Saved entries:
= = =
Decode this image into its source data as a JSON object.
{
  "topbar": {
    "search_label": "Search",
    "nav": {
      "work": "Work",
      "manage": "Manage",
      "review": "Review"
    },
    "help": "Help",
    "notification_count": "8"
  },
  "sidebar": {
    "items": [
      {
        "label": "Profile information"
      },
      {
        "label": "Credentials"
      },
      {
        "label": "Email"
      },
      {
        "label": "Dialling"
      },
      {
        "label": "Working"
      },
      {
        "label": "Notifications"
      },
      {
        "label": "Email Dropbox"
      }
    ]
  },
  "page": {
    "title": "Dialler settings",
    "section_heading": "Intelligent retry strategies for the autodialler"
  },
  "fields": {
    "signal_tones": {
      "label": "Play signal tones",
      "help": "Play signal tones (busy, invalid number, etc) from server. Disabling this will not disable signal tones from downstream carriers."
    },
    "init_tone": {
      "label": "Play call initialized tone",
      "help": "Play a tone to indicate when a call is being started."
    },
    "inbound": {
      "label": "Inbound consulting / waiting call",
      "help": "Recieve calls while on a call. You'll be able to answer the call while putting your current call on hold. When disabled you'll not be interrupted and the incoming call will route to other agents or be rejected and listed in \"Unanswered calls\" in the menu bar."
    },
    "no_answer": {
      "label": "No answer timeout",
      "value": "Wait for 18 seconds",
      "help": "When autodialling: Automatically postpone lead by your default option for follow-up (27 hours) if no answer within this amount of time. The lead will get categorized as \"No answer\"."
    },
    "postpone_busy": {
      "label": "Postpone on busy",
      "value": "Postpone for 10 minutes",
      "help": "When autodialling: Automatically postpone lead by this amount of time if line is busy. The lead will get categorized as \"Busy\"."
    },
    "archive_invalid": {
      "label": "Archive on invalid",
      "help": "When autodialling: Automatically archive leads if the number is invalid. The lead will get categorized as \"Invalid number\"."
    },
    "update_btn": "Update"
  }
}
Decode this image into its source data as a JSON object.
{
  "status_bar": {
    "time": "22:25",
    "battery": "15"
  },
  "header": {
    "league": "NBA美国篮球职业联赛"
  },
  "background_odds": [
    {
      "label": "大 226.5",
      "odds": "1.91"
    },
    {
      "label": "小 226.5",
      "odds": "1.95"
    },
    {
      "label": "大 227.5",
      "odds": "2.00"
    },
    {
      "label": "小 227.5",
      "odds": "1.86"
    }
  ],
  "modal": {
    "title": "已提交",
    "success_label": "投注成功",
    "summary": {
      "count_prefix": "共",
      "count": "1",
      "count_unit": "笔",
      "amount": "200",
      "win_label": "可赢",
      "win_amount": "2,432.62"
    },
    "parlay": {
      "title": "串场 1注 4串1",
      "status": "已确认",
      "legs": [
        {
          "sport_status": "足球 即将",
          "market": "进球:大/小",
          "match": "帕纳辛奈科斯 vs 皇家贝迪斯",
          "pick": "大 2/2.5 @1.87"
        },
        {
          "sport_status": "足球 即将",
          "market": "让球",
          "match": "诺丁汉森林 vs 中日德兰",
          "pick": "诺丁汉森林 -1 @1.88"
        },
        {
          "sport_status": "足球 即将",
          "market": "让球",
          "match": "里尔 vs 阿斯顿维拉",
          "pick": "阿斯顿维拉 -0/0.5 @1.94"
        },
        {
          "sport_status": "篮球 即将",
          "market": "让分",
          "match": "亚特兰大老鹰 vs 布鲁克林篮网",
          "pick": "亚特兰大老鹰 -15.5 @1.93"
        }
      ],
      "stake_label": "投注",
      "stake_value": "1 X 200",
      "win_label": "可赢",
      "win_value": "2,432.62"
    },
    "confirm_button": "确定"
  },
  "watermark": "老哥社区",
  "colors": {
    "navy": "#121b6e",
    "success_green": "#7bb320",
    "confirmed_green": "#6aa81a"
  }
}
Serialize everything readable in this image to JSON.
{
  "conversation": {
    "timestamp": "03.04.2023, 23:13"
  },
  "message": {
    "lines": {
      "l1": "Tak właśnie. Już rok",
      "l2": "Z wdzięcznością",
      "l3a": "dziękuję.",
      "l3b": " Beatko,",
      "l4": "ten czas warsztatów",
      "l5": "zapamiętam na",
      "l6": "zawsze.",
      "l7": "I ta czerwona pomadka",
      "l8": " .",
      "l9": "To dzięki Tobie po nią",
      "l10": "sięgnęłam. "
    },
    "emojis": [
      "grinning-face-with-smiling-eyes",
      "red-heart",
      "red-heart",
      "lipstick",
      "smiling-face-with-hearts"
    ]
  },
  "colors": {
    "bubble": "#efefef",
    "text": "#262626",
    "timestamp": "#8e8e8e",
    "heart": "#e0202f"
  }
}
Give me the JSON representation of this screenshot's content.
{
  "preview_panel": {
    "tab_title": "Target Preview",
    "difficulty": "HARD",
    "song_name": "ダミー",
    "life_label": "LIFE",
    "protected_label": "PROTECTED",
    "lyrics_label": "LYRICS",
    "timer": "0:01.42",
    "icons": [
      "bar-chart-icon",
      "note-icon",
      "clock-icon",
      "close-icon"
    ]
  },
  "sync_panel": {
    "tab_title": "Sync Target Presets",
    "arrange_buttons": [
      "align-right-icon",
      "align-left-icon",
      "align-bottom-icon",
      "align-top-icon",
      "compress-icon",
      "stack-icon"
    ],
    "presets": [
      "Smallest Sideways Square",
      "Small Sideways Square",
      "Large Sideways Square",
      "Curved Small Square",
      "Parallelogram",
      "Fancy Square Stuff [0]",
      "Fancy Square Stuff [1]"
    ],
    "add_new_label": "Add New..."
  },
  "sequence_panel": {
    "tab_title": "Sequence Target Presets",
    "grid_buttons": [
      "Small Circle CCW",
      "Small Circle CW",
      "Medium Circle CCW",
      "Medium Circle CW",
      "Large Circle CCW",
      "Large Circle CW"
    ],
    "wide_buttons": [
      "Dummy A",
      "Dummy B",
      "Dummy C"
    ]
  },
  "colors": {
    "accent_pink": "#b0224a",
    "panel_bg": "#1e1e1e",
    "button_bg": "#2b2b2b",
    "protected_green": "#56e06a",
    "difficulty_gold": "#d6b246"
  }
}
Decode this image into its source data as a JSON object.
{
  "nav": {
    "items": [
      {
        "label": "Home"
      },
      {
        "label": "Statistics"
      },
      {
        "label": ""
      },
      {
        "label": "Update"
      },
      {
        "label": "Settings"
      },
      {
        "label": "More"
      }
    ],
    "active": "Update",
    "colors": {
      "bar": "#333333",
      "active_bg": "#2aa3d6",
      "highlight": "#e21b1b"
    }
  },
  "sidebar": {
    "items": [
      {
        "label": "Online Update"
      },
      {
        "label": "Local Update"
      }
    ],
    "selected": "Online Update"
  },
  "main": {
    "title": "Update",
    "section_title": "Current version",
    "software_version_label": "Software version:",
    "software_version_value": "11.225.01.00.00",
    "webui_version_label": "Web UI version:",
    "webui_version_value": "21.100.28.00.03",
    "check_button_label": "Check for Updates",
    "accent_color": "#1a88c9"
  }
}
= = =
Problem to work on:
Return the whole listing exactly.

Output:
Decode this image into its source data as a JSON object.
{
  "topbar": {
    "search_label": "Search",
    "nav": {
      "work": "Work",
      "manage": "Manage",
      "review": "Review"
    },
    "help": "Help",
    "notification_count": "8"
  },
  "sidebar": {
    "items": [
      {
        "label": "Profile information"
      },
      {
        "label": "Credentials"
      },
      {
        "label": "Email"
      },
      {
        "label": "Dialling"
      },
      {
        "label": "Working"
      },
      {
        "label": "Notifications"
      },
      {
        "label": "Email Dropbox"
      }
    ]
  },
  "page": {
    "title": "Dialler settings",
    "section_heading": "Intelligent retry strategies for the autodialler"
  },
  "fields": {
    "signal_tones": {
      "label": "Play signal tones",
      "help": "Play signal tones (busy, invalid number, etc) from server. Disabling this will not disable signal tones from downstream carriers."
    },
    "init_tone": {
      "label": "Play call initialized tone",
      "help": "Play a tone to indicate when a call is being started."
    },
    "inbound": {
      "label": "Inbound consulting / waiting call",
      "help": "Recieve calls while on a call. You'll be able to answer the call while putting your current call on hold. When disabled you'll not be interrupted and the incoming call will route to other agents or be rejected and listed in \"Unanswered calls\" in the menu bar."
    },
    "no_answer": {
      "label": "No answer timeout",
      "value": "Wait for 18 seconds",
      "help": "When autodialling: Automatically postpone lead by your default option for follow-up (27 hours) if no answer within this amount of time. The lead will get categorized as \"No answer\"."
    },
    "postpone_busy": {
      "label": "Postpone on busy",
      "value": "Postpone for 10 minutes",
      "help": "When autodialling: Automatically postpone lead by this amount of time if line is busy. The lead will get categorized as \"Busy\"."
    },
    "archive_invalid": {
      "label": "Archive on invalid",
      "help": "When autodialling: Automatically archive leads if the number is invalid. The lead will get categorized as \"Invalid number\"."
    },
    "update_btn": "Update"
  }
}
Decode this image into its source data as a JSON object.
{
  "status_bar": {
    "time": "22:25",
    "battery": "15"
  },
  "header": {
    "league": "NBA美国篮球职业联赛"
  },
  "background_odds": [
    {
      "label": "大 226.5",
      "odds": "1.91"
    },
    {
      "label": "小 226.5",
      "odds": "1.95"
    },
    {
      "label": "大 227.5",
      "odds": "2.00"
    },
    {
      "label": "小 227.5",
      "odds": "1.86"
    }
  ],
  "modal": {
    "title": "已提交",
    "success_label": "投注成功",
    "summary": {
      "count_prefix": "共",
      "count": "1",
      "count_unit": "笔",
      "amount": "200",
      "win_label": "可赢",
      "win_amount": "2,432.62"
    },
    "parlay": {
      "title": "串场 1注 4串1",
      "status": "已确认",
      "legs": [
        {
          "sport_status": "足球 即将",
          "market": "进球:大/小",
          "match": "帕纳辛奈科斯 vs 皇家贝迪斯",
          "pick": "大 2/2.5 @1.87"
        },
        {
          "sport_status": "足球 即将",
          "market": "让球",
          "match": "诺丁汉森林 vs 中日德兰",
          "pick": "诺丁汉森林 -1 @1.88"
        },
        {
          "sport_status": "足球 即将",
          "market": "让球",
          "match": "里尔 vs 阿斯顿维拉",
          "pick": "阿斯顿维拉 -0/0.5 @1.94"
        },
        {
          "sport_status": "篮球 即将",
          "market": "让分",
          "match": "亚特兰大老鹰 vs 布鲁克林篮网",
          "pick": "亚特兰大老鹰 -15.5 @1.93"
        }
      ],
      "stake_label": "投注",
      "stake_value": "1 X 200",
      "win_label": "可赢",
      "win_value": "2,432.62"
    },
    "confirm_button": "确定"
  },
  "watermark": "老哥社区",
  "colors": {
    "navy": "#121b6e",
    "success_green": "#7bb320",
    "confirmed_green": "#6aa81a"
  }
}
Serialize everything readable in this image to JSON.
{
  "conversation": {
    "timestamp": "03.04.2023, 23:13"
  },
  "message": {
    "lines": {
      "l1": "Tak właśnie. Już rok",
      "l2": "Z wdzięcznością",
      "l3a": "dziękuję.",
      "l3b": " Beatko,",
      "l4": "ten czas warsztatów",
      "l5": "zapamiętam na",
      "l6": "zawsze.",
      "l7": "I ta czerwona pomadka",
      "l8": " .",
      "l9": "To dzięki Tobie po nią",
      "l10": "sięgnęłam. "
    },
    "emojis": [
      "grinning-face-with-smiling-eyes",
      "red-heart",
      "red-heart",
      "lipstick",
      "smiling-face-with-hearts"
    ]
  },
  "colors": {
    "bubble": "#efefef",
    "text": "#262626",
    "timestamp": "#8e8e8e",
    "heart": "#e0202f"
  }
}
Give me the JSON representation of this screenshot's content.
{
  "preview_panel": {
    "tab_title": "Target Preview",
    "difficulty": "HARD",
    "song_name": "ダミー",
    "life_label": "LIFE",
    "protected_label": "PROTECTED",
    "lyrics_label": "LYRICS",
    "timer": "0:01.42",
    "icons": [
      "bar-chart-icon",
      "note-icon",
      "clock-icon",
      "close-icon"
    ]
  },
  "sync_panel": {
    "tab_title": "Sync Target Presets",
    "arrange_buttons": [
      "align-right-icon",
      "align-left-icon",
      "align-bottom-icon",
      "align-top-icon",
      "compress-icon",
      "stack-icon"
    ],
    "presets": [
      "Smallest Sideways Square",
      "Small Sideways Square",
      "Large Sideways Square",
      "Curved Small Square",
      "Parallelogram",
      "Fancy Square Stuff [0]",
      "Fancy Square Stuff [1]"
    ],
    "add_new_label": "Add New..."
  },
  "sequence_panel": {
    "tab_title": "Sequence Target Presets",
    "grid_buttons": [
      "Small Circle CCW",
      "Small Circle CW",
      "Medium Circle CCW",
      "Medium Circle CW",
      "Large Circle CCW",
      "Large Circle CW"
    ],
    "wide_buttons": [
      "Dummy A",
      "Dummy B",
      "Dummy C"
    ]
  },
  "colors": {
    "accent_pink": "#b0224a",
    "panel_bg": "#1e1e1e",
    "button_bg": "#2b2b2b",
    "protected_green": "#56e06a",
    "difficulty_gold": "#d6b246"
  }
}
Decode this image into its source data as a JSON object.
{
  "nav": {
    "items": [
      {
        "label": "Home"
      },
      {
        "label": "Statistics"
      },
      {
        "label": ""
      },
      {
        "label": "Update"
      },
      {
        "label": "Settings"
      },
      {
        "label": "More"
      }
    ],
    "active": "Update",
    "colors": {
      "bar": "#333333",
      "active_bg": "#2aa3d6",
      "highlight": "#e21b1b"
    }
  },
  "sidebar": {
    "items": [
      {
        "label": "Online Update"
      },
      {
        "label": "Local Update"
      }
    ],
    "selected": "Online Update"
  },
  "main": {
    "title": "Update",
    "section_title": "Current version",
    "software_version_label": "Software version:",
    "software_version_value": "11.225.01.00.00",
    "webui_version_label": "Web UI version:",
    "webui_version_value": "21.100.28.00.03",
    "check_button_label": "Check for Updates",
    "accent_color": "#1a88c9"
  }
}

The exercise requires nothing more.